*THE TASK*:
The records below are split into lines. How many of those lines contain the string "this"? Reply with the number only.

* * *

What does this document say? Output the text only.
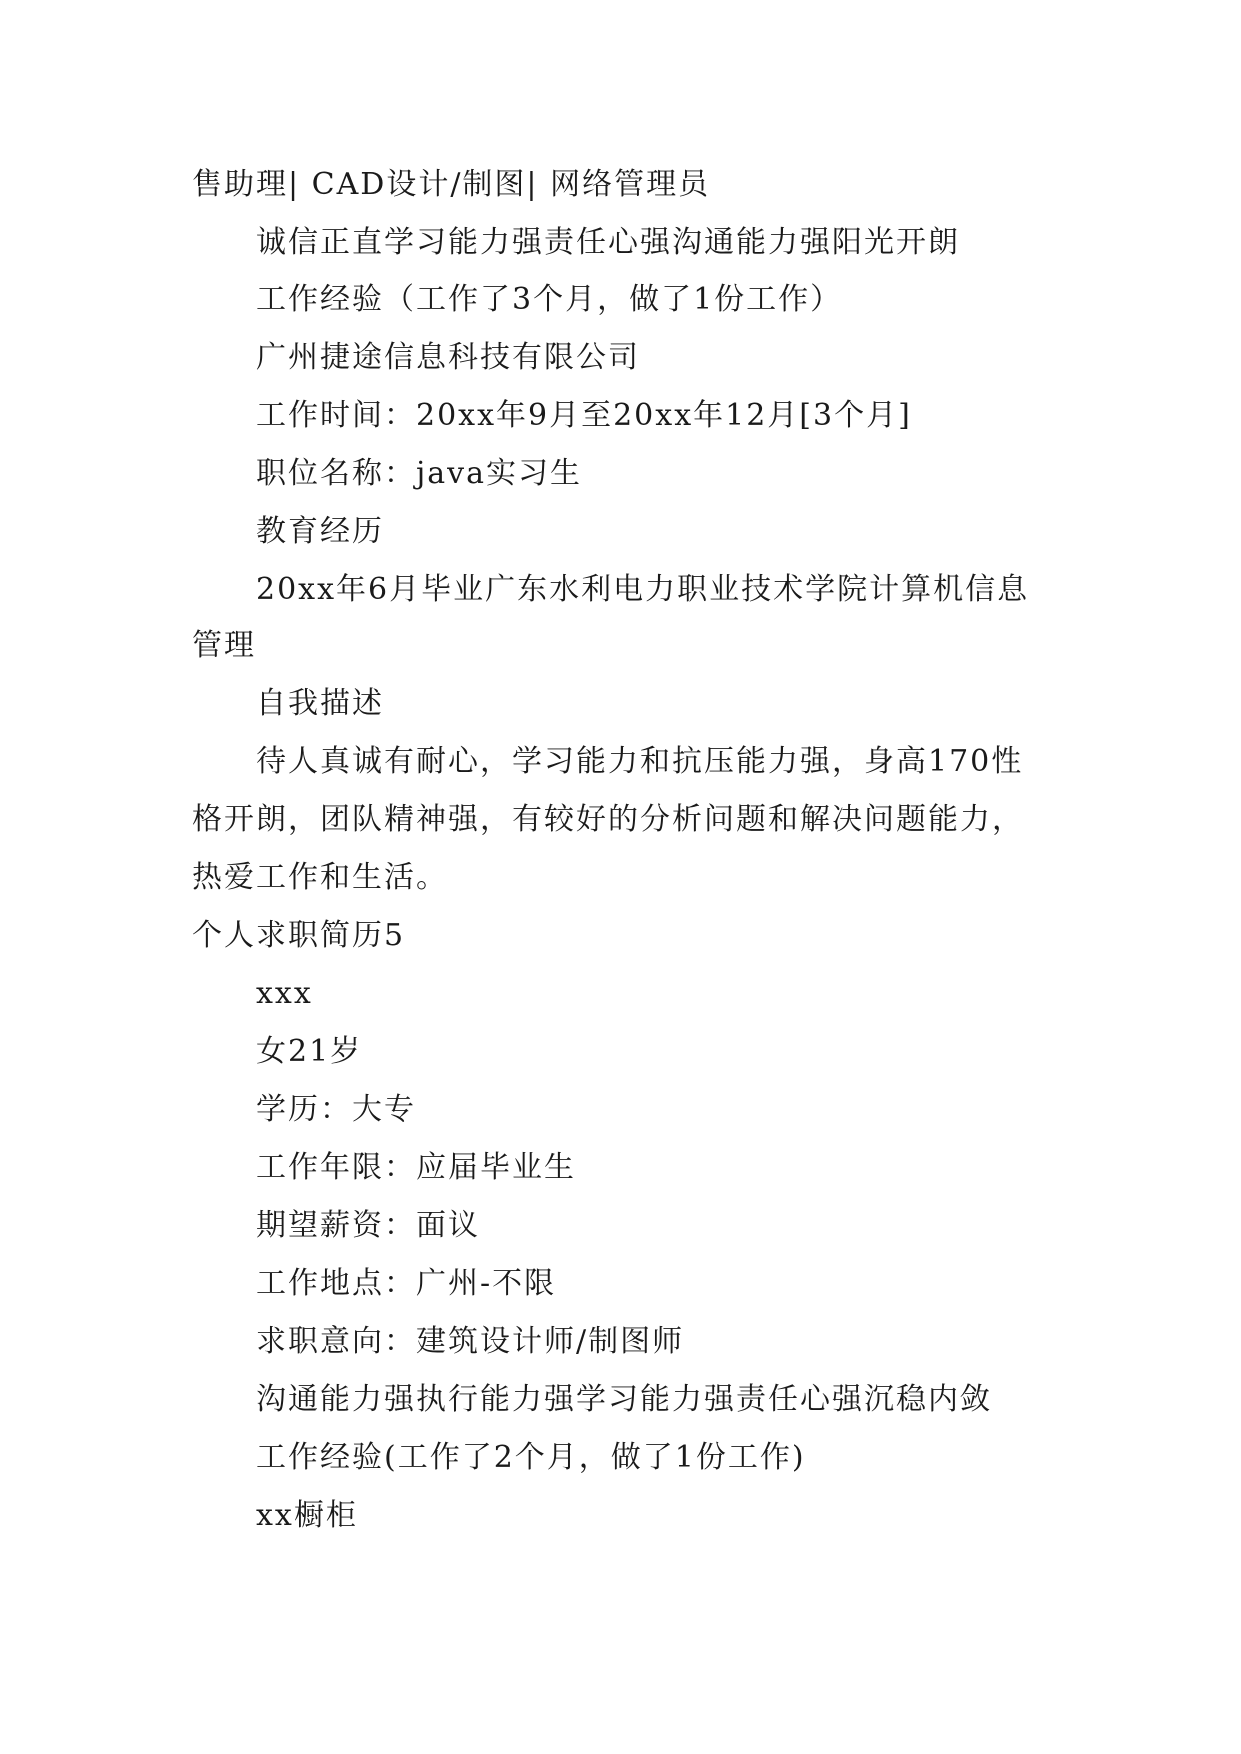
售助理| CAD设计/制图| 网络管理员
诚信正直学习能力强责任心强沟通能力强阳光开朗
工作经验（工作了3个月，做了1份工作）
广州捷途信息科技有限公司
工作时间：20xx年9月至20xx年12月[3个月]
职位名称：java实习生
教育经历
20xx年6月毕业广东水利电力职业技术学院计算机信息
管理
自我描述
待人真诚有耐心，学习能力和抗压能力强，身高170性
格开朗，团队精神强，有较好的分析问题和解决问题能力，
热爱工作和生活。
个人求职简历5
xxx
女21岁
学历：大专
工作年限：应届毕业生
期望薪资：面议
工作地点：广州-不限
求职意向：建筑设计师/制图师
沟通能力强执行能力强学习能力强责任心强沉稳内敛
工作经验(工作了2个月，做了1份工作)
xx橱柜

* * *

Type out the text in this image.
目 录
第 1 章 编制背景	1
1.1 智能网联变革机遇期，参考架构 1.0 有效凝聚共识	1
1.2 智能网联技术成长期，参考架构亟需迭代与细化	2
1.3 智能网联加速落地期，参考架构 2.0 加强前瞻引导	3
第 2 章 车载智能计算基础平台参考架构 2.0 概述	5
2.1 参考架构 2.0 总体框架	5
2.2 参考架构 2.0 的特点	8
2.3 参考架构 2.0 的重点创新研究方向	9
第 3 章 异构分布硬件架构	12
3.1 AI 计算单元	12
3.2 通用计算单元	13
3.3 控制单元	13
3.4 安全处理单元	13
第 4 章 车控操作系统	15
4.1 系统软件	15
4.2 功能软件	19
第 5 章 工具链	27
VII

* * *

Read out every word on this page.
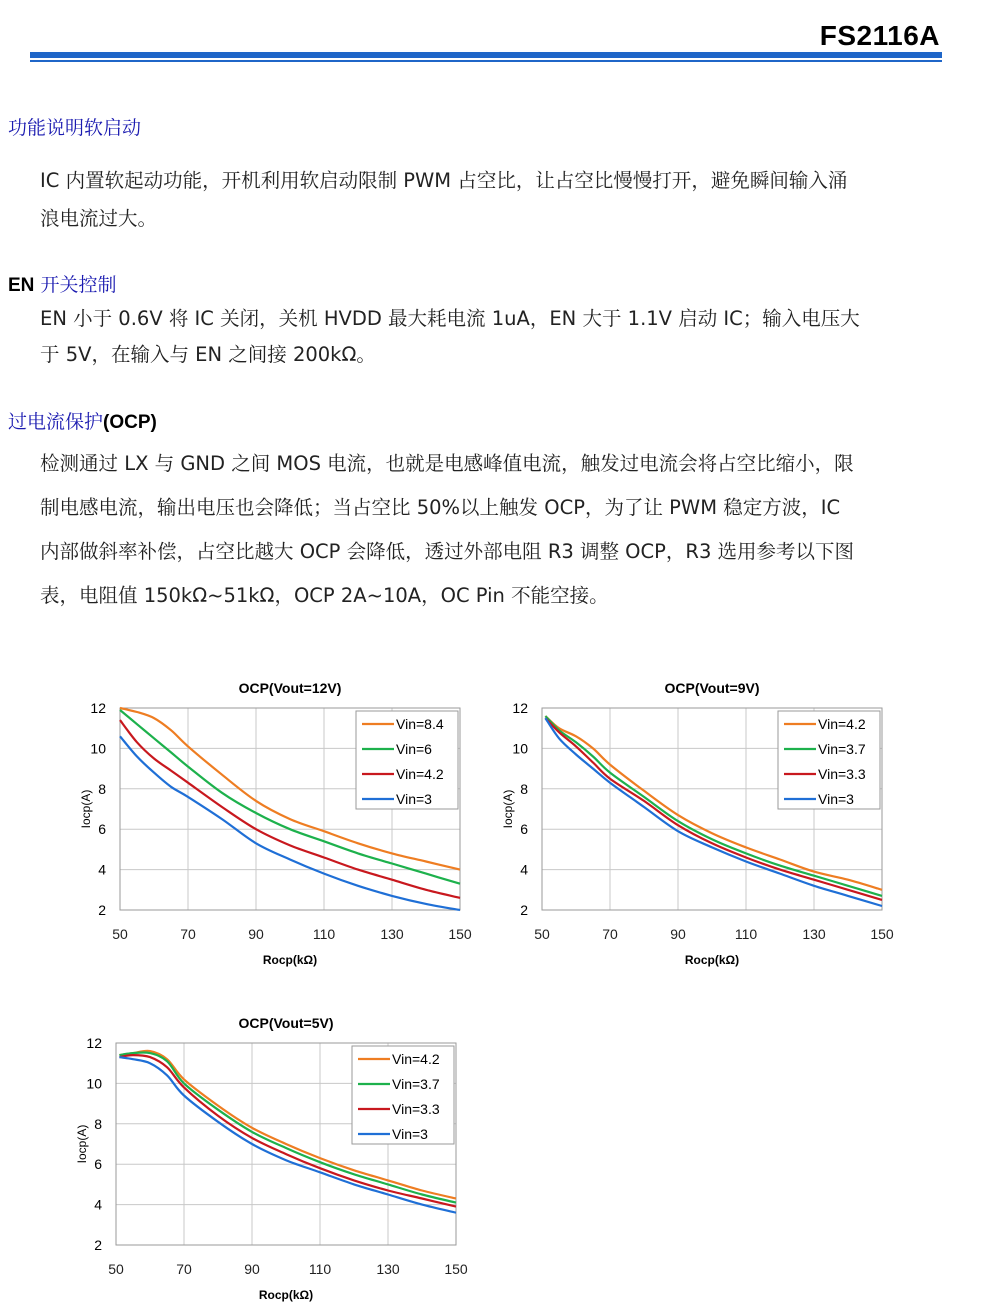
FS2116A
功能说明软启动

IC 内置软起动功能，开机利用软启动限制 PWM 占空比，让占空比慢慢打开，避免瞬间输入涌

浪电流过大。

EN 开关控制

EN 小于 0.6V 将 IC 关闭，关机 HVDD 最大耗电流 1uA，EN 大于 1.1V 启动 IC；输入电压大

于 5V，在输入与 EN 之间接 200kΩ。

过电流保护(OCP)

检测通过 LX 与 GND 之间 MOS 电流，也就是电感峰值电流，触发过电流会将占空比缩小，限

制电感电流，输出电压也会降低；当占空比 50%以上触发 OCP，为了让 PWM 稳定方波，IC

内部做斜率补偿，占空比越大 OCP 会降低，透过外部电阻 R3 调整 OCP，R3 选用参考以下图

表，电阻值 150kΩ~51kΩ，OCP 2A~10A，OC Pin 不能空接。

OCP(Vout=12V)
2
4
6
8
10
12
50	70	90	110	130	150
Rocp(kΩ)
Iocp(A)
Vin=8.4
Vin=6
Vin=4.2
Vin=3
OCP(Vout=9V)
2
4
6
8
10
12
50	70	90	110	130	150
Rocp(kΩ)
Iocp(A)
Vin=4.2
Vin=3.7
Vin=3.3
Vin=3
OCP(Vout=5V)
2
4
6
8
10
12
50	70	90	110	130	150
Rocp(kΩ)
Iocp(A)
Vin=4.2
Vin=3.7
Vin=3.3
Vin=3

* * *

*OUTPUT OF THE TASK*:
3